RECORD LIST:
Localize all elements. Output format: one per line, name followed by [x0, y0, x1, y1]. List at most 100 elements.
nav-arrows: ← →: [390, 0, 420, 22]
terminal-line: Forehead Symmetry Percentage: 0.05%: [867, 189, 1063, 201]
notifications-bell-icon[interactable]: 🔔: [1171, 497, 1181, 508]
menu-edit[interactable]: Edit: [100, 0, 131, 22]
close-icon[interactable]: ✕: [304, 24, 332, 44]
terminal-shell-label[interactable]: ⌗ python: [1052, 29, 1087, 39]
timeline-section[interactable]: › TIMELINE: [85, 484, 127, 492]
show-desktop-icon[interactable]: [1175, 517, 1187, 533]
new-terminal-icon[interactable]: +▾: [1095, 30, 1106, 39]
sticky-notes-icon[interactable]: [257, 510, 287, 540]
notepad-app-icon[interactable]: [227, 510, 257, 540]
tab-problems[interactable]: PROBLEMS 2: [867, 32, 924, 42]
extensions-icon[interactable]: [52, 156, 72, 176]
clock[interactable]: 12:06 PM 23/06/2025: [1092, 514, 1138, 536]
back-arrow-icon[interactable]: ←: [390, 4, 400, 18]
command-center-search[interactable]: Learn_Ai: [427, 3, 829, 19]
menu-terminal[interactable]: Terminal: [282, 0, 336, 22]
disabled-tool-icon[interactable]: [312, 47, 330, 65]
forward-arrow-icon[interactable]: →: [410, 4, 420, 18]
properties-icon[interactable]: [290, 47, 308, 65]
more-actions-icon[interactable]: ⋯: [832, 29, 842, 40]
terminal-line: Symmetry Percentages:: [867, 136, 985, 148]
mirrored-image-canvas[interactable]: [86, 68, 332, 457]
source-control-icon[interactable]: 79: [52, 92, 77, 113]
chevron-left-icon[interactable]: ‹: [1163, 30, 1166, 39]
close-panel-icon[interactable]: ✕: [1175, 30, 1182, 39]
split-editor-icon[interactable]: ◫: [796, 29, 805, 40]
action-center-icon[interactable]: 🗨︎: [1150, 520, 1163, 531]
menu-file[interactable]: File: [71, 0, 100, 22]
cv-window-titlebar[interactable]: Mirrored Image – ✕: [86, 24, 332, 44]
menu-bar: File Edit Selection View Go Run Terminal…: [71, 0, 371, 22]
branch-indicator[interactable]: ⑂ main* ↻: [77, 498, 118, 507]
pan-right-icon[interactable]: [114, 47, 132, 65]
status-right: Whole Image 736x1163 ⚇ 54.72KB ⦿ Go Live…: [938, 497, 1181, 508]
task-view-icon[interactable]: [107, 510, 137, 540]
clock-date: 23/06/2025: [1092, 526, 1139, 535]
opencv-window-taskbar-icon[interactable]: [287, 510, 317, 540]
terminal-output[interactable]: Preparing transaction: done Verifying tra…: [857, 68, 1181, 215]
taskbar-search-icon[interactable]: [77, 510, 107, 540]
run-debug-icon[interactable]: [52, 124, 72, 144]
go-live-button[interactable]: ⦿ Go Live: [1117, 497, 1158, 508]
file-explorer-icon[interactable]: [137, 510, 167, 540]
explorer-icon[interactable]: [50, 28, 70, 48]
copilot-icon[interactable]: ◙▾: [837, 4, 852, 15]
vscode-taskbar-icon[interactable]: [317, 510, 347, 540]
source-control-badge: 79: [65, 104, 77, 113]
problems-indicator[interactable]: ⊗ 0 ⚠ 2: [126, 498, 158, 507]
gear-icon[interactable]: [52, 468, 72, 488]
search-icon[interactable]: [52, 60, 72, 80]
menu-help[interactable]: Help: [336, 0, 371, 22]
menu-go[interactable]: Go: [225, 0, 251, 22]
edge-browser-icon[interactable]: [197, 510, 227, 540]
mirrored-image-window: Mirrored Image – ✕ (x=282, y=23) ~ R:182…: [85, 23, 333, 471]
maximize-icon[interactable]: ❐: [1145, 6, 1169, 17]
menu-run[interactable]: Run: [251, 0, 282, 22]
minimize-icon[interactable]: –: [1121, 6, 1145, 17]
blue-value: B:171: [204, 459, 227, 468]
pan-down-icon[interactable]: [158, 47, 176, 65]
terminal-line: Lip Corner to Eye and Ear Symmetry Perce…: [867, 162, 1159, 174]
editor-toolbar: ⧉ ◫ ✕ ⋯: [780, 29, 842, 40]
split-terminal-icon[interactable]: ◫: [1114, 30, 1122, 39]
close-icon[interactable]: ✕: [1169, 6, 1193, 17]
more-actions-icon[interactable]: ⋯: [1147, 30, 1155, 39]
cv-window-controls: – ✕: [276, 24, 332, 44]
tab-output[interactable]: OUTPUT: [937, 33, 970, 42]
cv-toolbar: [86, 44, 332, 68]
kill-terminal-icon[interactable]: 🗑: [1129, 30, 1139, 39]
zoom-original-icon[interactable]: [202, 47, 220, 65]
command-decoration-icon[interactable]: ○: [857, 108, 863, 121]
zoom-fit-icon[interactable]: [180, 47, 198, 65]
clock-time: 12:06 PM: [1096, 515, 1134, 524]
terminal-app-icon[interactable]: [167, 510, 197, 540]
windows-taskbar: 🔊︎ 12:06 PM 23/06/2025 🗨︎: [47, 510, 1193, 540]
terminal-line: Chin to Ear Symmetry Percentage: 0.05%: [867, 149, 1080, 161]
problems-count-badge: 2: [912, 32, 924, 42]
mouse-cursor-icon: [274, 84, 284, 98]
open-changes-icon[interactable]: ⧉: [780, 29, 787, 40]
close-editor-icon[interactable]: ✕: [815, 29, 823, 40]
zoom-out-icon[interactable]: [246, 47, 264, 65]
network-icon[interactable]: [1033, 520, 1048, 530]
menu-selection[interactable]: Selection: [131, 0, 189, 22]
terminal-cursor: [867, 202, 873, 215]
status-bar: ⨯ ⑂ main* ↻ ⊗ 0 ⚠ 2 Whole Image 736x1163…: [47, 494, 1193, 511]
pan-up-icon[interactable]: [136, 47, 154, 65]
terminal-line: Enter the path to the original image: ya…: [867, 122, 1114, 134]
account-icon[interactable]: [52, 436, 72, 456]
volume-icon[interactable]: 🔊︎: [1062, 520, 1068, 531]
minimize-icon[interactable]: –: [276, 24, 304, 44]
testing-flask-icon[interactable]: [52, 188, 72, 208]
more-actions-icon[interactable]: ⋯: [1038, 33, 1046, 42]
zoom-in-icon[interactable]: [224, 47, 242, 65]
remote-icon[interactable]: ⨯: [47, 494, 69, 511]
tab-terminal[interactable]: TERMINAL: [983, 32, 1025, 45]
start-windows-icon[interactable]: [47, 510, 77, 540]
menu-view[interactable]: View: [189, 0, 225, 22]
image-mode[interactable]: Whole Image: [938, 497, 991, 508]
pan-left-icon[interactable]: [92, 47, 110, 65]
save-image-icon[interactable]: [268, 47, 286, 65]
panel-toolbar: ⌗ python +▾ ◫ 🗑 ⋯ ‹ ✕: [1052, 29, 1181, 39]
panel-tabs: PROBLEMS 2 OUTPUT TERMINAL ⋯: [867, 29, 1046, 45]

TASK DIRECTIONS: Print every line of each item above, verbatim and in the original order.

TASK SOLUTION:
Localize all elements. Output format: one per line, name followed by [x0, y0, x1, y1]. List at most 100 elements.
nav-arrows: ← →: [390, 0, 420, 22]
terminal-line: Forehead Symmetry Percentage: 0.05%: [867, 189, 1063, 201]
notifications-bell-icon[interactable]: 🔔: [1171, 497, 1181, 508]
menu-edit[interactable]: Edit: [100, 0, 131, 22]
close-icon[interactable]: ✕: [304, 24, 332, 44]
terminal-shell-label[interactable]: ⌗ python: [1052, 29, 1087, 39]
timeline-section[interactable]: › TIMELINE: [85, 484, 127, 492]
show-desktop-icon[interactable]: [1175, 517, 1187, 533]
new-terminal-icon[interactable]: +▾: [1095, 30, 1106, 39]
sticky-notes-icon[interactable]: [257, 510, 287, 540]
notepad-app-icon[interactable]: [227, 510, 257, 540]
tab-problems[interactable]: PROBLEMS 2: [867, 32, 924, 42]
extensions-icon[interactable]: [52, 156, 72, 176]
clock[interactable]: 12:06 PM 23/06/2025: [1092, 514, 1138, 536]
back-arrow-icon[interactable]: ←: [390, 4, 400, 18]
command-center-search[interactable]: Learn_Ai: [427, 3, 829, 19]
menu-terminal[interactable]: Terminal: [282, 0, 336, 22]
disabled-tool-icon[interactable]: [312, 47, 330, 65]
forward-arrow-icon[interactable]: →: [410, 4, 420, 18]
properties-icon[interactable]: [290, 47, 308, 65]
more-actions-icon[interactable]: ⋯: [832, 29, 842, 40]
terminal-line: Symmetry Percentages:: [867, 136, 985, 148]
mirrored-image-canvas[interactable]: [86, 68, 332, 457]
source-control-icon[interactable]: 79: [52, 92, 77, 113]
chevron-left-icon[interactable]: ‹: [1163, 30, 1166, 39]
close-panel-icon[interactable]: ✕: [1175, 30, 1182, 39]
split-editor-icon[interactable]: ◫: [796, 29, 805, 40]
action-center-icon[interactable]: 🗨︎: [1150, 520, 1163, 531]
menu-file[interactable]: File: [71, 0, 100, 22]
cv-window-titlebar[interactable]: Mirrored Image – ✕: [86, 24, 332, 44]
menu-bar: File Edit Selection View Go Run Terminal…: [71, 0, 371, 22]
branch-indicator[interactable]: ⑂ main* ↻: [77, 498, 118, 507]
pan-right-icon[interactable]: [114, 47, 132, 65]
status-right: Whole Image 736x1163 ⚇ 54.72KB ⦿ Go Live…: [938, 497, 1181, 508]
task-view-icon[interactable]: [107, 510, 137, 540]
clock-date: 23/06/2025: [1092, 526, 1139, 535]
opencv-window-taskbar-icon[interactable]: [287, 510, 317, 540]
terminal-output[interactable]: Preparing transaction: done Verifying tra…: [857, 68, 1181, 215]
taskbar-search-icon[interactable]: [77, 510, 107, 540]
run-debug-icon[interactable]: [52, 124, 72, 144]
go-live-button[interactable]: ⦿ Go Live: [1117, 497, 1158, 508]
file-explorer-icon[interactable]: [137, 510, 167, 540]
explorer-icon[interactable]: [50, 28, 70, 48]
copilot-icon[interactable]: ◙▾: [837, 4, 852, 15]
vscode-taskbar-icon[interactable]: [317, 510, 347, 540]
source-control-badge: 79: [65, 104, 77, 113]
problems-indicator[interactable]: ⊗ 0 ⚠ 2: [126, 498, 158, 507]
gear-icon[interactable]: [52, 468, 72, 488]
search-icon[interactable]: [52, 60, 72, 80]
menu-help[interactable]: Help: [336, 0, 371, 22]
menu-go[interactable]: Go: [225, 0, 251, 22]
edge-browser-icon[interactable]: [197, 510, 227, 540]
mirrored-image-window: Mirrored Image – ✕ (x=282, y=23) ~ R:182…: [85, 23, 333, 471]
maximize-icon[interactable]: ❐: [1145, 6, 1169, 17]
menu-run[interactable]: Run: [251, 0, 282, 22]
minimize-icon[interactable]: –: [1121, 6, 1145, 17]
blue-value: B:171: [204, 459, 227, 468]
pan-down-icon[interactable]: [158, 47, 176, 65]
terminal-line: Lip Corner to Eye and Ear Symmetry Perce…: [867, 162, 1159, 174]
editor-toolbar: ⧉ ◫ ✕ ⋯: [780, 29, 842, 40]
split-terminal-icon[interactable]: ◫: [1114, 30, 1122, 39]
close-icon[interactable]: ✕: [1169, 6, 1193, 17]
more-actions-icon[interactable]: ⋯: [1147, 30, 1155, 39]
cv-window-controls: – ✕: [276, 24, 332, 44]
tab-output[interactable]: OUTPUT: [937, 33, 970, 42]
cv-toolbar: [86, 44, 332, 68]
kill-terminal-icon[interactable]: 🗑: [1129, 30, 1139, 39]
zoom-original-icon[interactable]: [202, 47, 220, 65]
command-decoration-icon[interactable]: ○: [857, 108, 863, 121]
zoom-fit-icon[interactable]: [180, 47, 198, 65]
clock-time: 12:06 PM: [1096, 515, 1134, 524]
terminal-app-icon[interactable]: [167, 510, 197, 540]
windows-taskbar: 🔊︎ 12:06 PM 23/06/2025 🗨︎: [47, 510, 1193, 540]
terminal-line: Chin to Ear Symmetry Percentage: 0.05%: [867, 149, 1080, 161]
problems-count-badge: 2: [912, 32, 924, 42]
mouse-cursor-icon: [274, 84, 284, 98]
open-changes-icon[interactable]: ⧉: [780, 29, 787, 40]
close-editor-icon[interactable]: ✕: [815, 29, 823, 40]
zoom-out-icon[interactable]: [246, 47, 264, 65]
network-icon[interactable]: [1033, 520, 1048, 530]
menu-selection[interactable]: Selection: [131, 0, 189, 22]
terminal-cursor: [867, 202, 873, 215]
status-bar: ⨯ ⑂ main* ↻ ⊗ 0 ⚠ 2 Whole Image 736x1163…: [47, 494, 1193, 511]
pan-up-icon[interactable]: [136, 47, 154, 65]
terminal-line: Enter the path to the original image: ya…: [867, 122, 1114, 134]
account-icon[interactable]: [52, 436, 72, 456]
volume-icon[interactable]: 🔊︎: [1062, 520, 1068, 531]
minimize-icon[interactable]: –: [276, 24, 304, 44]
testing-flask-icon[interactable]: [52, 188, 72, 208]
more-actions-icon[interactable]: ⋯: [1038, 33, 1046, 42]
zoom-in-icon[interactable]: [224, 47, 242, 65]
remote-icon[interactable]: ⨯: [47, 494, 69, 511]
tab-terminal[interactable]: TERMINAL: [983, 32, 1025, 45]
start-windows-icon[interactable]: [47, 510, 77, 540]
menu-view[interactable]: View: [189, 0, 225, 22]
image-mode[interactable]: Whole Image: [938, 497, 991, 508]
pan-left-icon[interactable]: [92, 47, 110, 65]
save-image-icon[interactable]: [268, 47, 286, 65]
panel-toolbar: ⌗ python +▾ ◫ 🗑 ⋯ ‹ ✕: [1052, 29, 1181, 39]
panel-tabs: PROBLEMS 2 OUTPUT TERMINAL ⋯: [867, 29, 1046, 45]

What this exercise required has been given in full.